** START Given data **

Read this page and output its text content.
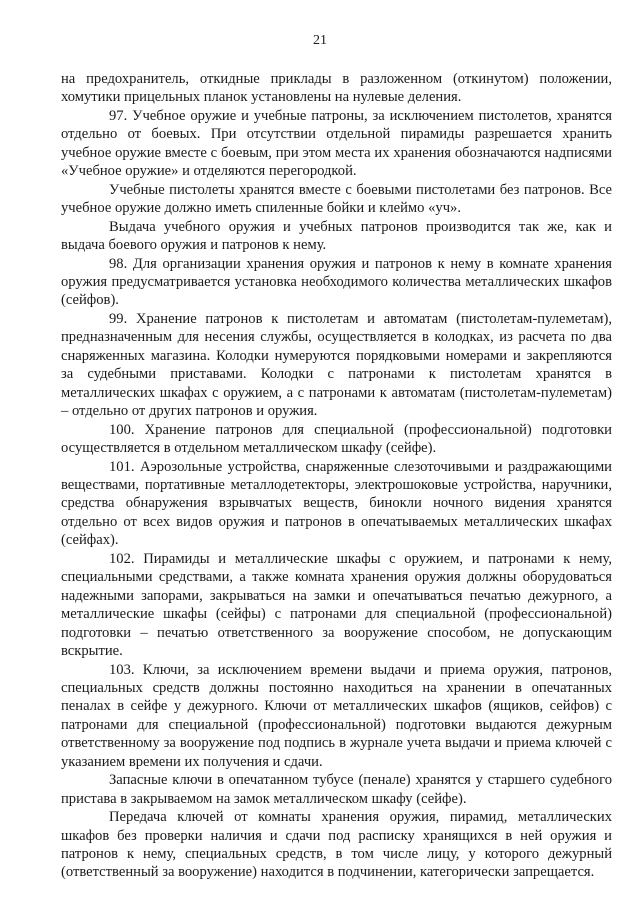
21

на предохранитель, откидные приклады в разложенном (откинутом) положении, хомутики прицельных планок установлены на нулевые деления.

97. Учебное оружие и учебные патроны, за исключением пистолетов, хранятся отдельно от боевых. При отсутствии отдельной пирамиды разрешается хранить учебное оружие вместе с боевым, при этом места их хранения обозначаются надписями «Учебное оружие» и отделяются перегородкой.

Учебные пистолеты хранятся вместе с боевыми пистолетами без патронов. Все учебное оружие должно иметь спиленные бойки и клеймо «уч».

Выдача учебного оружия и учебных патронов производится так же, как и выдача боевого оружия и патронов к нему.

98. Для организации хранения оружия и патронов к нему в комнате хранения оружия предусматривается установка необходимого количества металлических шкафов (сейфов).

99. Хранение патронов к пистолетам и автоматам (пистолетам-пулеметам), предназначенным для несения службы, осуществляется в колодках, из расчета по два снаряженных магазина. Колодки нумеруются порядковыми номерами и закрепляются за судебными приставами. Колодки с патронами к пистолетам хранятся в металлических шкафах с оружием, а с патронами к автоматам (пистолетам-пулеметам) – отдельно от других патронов и оружия.

100. Хранение патронов для специальной (профессиональной) подготовки осуществляется в отдельном металлическом шкафу (сейфе).

101. Аэрозольные устройства, снаряженные слезоточивыми и раздражающими веществами, портативные металлодетекторы, электрошоковые устройства, наручники, средства обнаружения взрывчатых веществ, бинокли ночного видения хранятся отдельно от всех видов оружия и патронов в опечатываемых металлических шкафах (сейфах).

102. Пирамиды и металлические шкафы с оружием, и патронами к нему, специальными средствами, а также комната хранения оружия должны оборудоваться надежными запорами, закрываться на замки и опечатываться печатью дежурного, а металлические шкафы (сейфы) с патронами для специальной (профессиональной) подготовки – печатью ответственного за вооружение способом, не допускающим вскрытие.

103. Ключи, за исключением времени выдачи и приема оружия, патронов, специальных средств должны постоянно находиться на хранении в опечатанных пеналах в сейфе у дежурного. Ключи от металлических шкафов (ящиков, сейфов) с патронами для специальной (профессиональной) подготовки выдаются дежурным ответственному за вооружение под подпись в журнале учета выдачи и приема ключей с указанием времени их получения и сдачи.

Запасные ключи в опечатанном тубусе (пенале) хранятся у старшего судебного пристава в закрываемом на замок металлическом шкафу (сейфе).

Передача ключей от комнаты хранения оружия, пирамид, металлических шкафов без проверки наличия и сдачи под расписку хранящихся в ней оружия и патронов к нему, специальных средств, в том числе лицу, у которого дежурный (ответственный за вооружение) находится в подчинении, категорически запрещается.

** END Given data **

● Task directions: Retype all entries exactly as they appear, dropping the images.

● Answer in full:
Read this page and output its text content.
21

на предохранитель, откидные приклады в разложенном (откинутом) положении, хомутики прицельных планок установлены на нулевые деления.

97. Учебное оружие и учебные патроны, за исключением пистолетов, хранятся отдельно от боевых. При отсутствии отдельной пирамиды разрешается хранить учебное оружие вместе с боевым, при этом места их хранения обозначаются надписями «Учебное оружие» и отделяются перегородкой.

Учебные пистолеты хранятся вместе с боевыми пистолетами без патронов. Все учебное оружие должно иметь спиленные бойки и клеймо «уч».

Выдача учебного оружия и учебных патронов производится так же, как и выдача боевого оружия и патронов к нему.

98. Для организации хранения оружия и патронов к нему в комнате хранения оружия предусматривается установка необходимого количества металлических шкафов (сейфов).

99. Хранение патронов к пистолетам и автоматам (пистолетам-пулеметам), предназначенным для несения службы, осуществляется в колодках, из расчета по два снаряженных магазина. Колодки нумеруются порядковыми номерами и закрепляются за судебными приставами. Колодки с патронами к пистолетам хранятся в металлических шкафах с оружием, а с патронами к автоматам (пистолетам-пулеметам) – отдельно от других патронов и оружия.

100. Хранение патронов для специальной (профессиональной) подготовки осуществляется в отдельном металлическом шкафу (сейфе).

101. Аэрозольные устройства, снаряженные слезоточивыми и раздражающими веществами, портативные металлодетекторы, электрошоковые устройства, наручники, средства обнаружения взрывчатых веществ, бинокли ночного видения хранятся отдельно от всех видов оружия и патронов в опечатываемых металлических шкафах (сейфах).

102. Пирамиды и металлические шкафы с оружием, и патронами к нему, специальными средствами, а также комната хранения оружия должны оборудоваться надежными запорами, закрываться на замки и опечатываться печатью дежурного, а металлические шкафы (сейфы) с патронами для специальной (профессиональной) подготовки – печатью ответственного за вооружение способом, не допускающим вскрытие.

103. Ключи, за исключением времени выдачи и приема оружия, патронов, специальных средств должны постоянно находиться на хранении в опечатанных пеналах в сейфе у дежурного. Ключи от металлических шкафов (ящиков, сейфов) с патронами для специальной (профессиональной) подготовки выдаются дежурным ответственному за вооружение под подпись в журнале учета выдачи и приема ключей с указанием времени их получения и сдачи.

Запасные ключи в опечатанном тубусе (пенале) хранятся у старшего судебного пристава в закрываемом на замок металлическом шкафу (сейфе).

Передача ключей от комнаты хранения оружия, пирамид, металлических шкафов без проверки наличия и сдачи под расписку хранящихся в ней оружия и патронов к нему, специальных средств, в том числе лицу, у которого дежурный (ответственный за вооружение) находится в подчинении, категорически запрещается.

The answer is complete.